Short exercise => Skip the pictures. Reproduce all other material exactly.

───── Material for this exercise ─────

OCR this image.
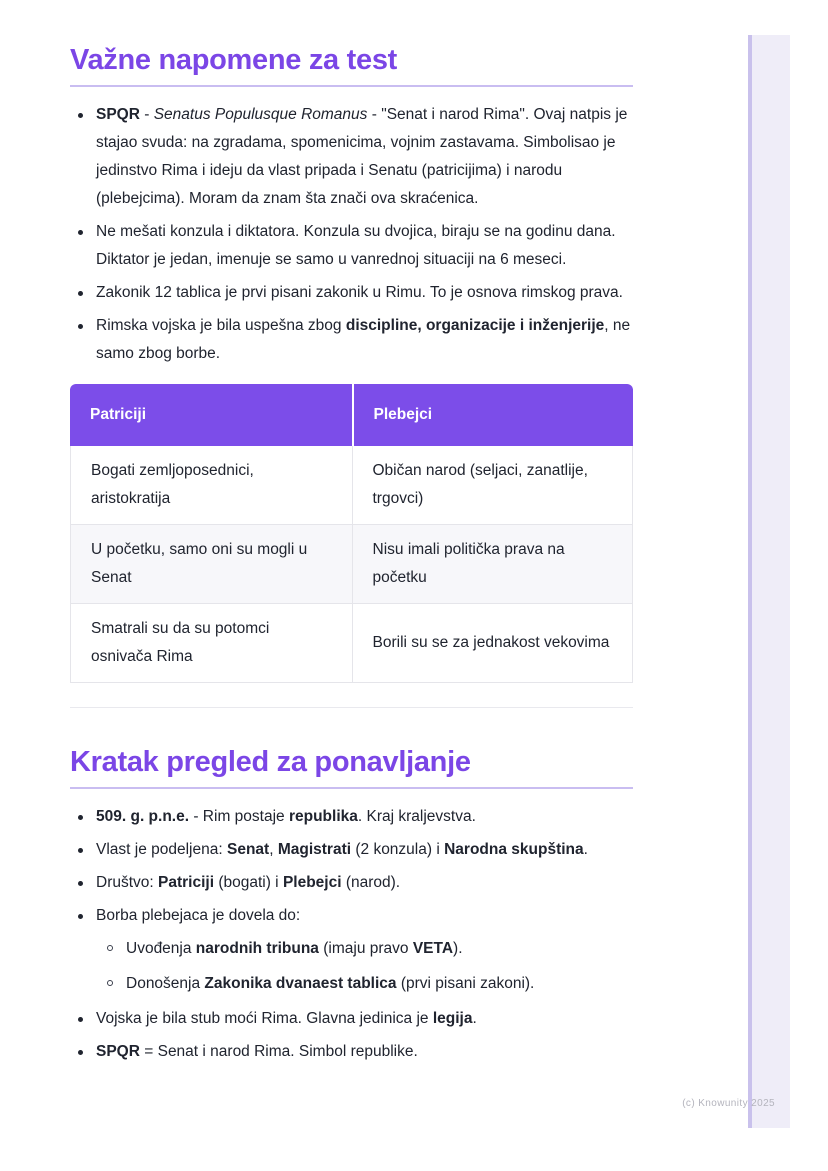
Važne napomene za test
SPQR - Senatus Populusque Romanus - "Senat i narod Rima". Ovaj natpis je stajao svuda: na zgradama, spomenicima, vojnim zastavama. Simbolisao je jedinstvo Rima i ideju da vlast pripada i Senatu (patricijima) i narodu (plebejcima). Moram da znam šta znači ova skraćenica.
Ne mešati konzula i diktatora. Konzula su dvojica, biraju se na godinu dana. Diktator je jedan, imenuje se samo u vanrednoj situaciji na 6 meseci.
Zakonik 12 tablica je prvi pisani zakonik u Rimu. To je osnova rimskog prava.
Rimska vojska je bila uspešna zbog discipline, organizacije i inženjerije, ne samo zbog borbe.
Patriciji	Plebejci
Bogati zemljoposednici, aristokratija	Običan narod (seljaci, zanatlije, trgovci)
U početku, samo oni su mogli u Senat	Nisu imali politička prava na početku
Smatrali su da su potomci osnivača Rima	Borili su se za jednakost vekovima
Kratak pregled za ponavljanje
509. g. p.n.e. - Rim postaje republika. Kraj kraljevstva.
Vlast je podeljena: Senat, Magistrati (2 konzula) i Narodna skupština.
Društvo: Patriciji (bogati) i Plebejci (narod).
Borba plebejaca je dovela do:
Uvođenja narodnih tribuna (imaju pravo VETA).
Donošenja Zakonika dvanaest tablica (prvi pisani zakoni).
Vojska je bila stub moći Rima. Glavna jedinica je legija.
SPQR = Senat i narod Rima. Simbol republike.
(c) Knowunity 2025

─────

In response =>
OCR this image.
Važne napomene za test
SPQR - Senatus Populusque Romanus - "Senat i narod Rima". Ovaj natpis je stajao svuda: na zgradama, spomenicima, vojnim zastavama. Simbolisao je jedinstvo Rima i ideju da vlast pripada i Senatu (patricijima) i narodu (plebejcima). Moram da znam šta znači ova skraćenica.
Ne mešati konzula i diktatora. Konzula su dvojica, biraju se na godinu dana. Diktator je jedan, imenuje se samo u vanrednoj situaciji na 6 meseci.
Zakonik 12 tablica je prvi pisani zakonik u Rimu. To je osnova rimskog prava.
Rimska vojska je bila uspešna zbog discipline, organizacije i inženjerije, ne samo zbog borbe.
Patriciji	Plebejci
Bogati zemljoposednici, aristokratija	Običan narod (seljaci, zanatlije, trgovci)
U početku, samo oni su mogli u Senat	Nisu imali politička prava na početku
Smatrali su da su potomci osnivača Rima	Borili su se za jednakost vekovima
Kratak pregled za ponavljanje
509. g. p.n.e. - Rim postaje republika. Kraj kraljevstva.
Vlast je podeljena: Senat, Magistrati (2 konzula) i Narodna skupština.
Društvo: Patriciji (bogati) i Plebejci (narod).
Borba plebejaca je dovela do:
Uvođenja narodnih tribuna (imaju pravo VETA).
Donošenja Zakonika dvanaest tablica (prvi pisani zakoni).
Vojska je bila stub moći Rima. Glavna jedinica je legija.
SPQR = Senat i narod Rima. Simbol republike.
(c) Knowunity 2025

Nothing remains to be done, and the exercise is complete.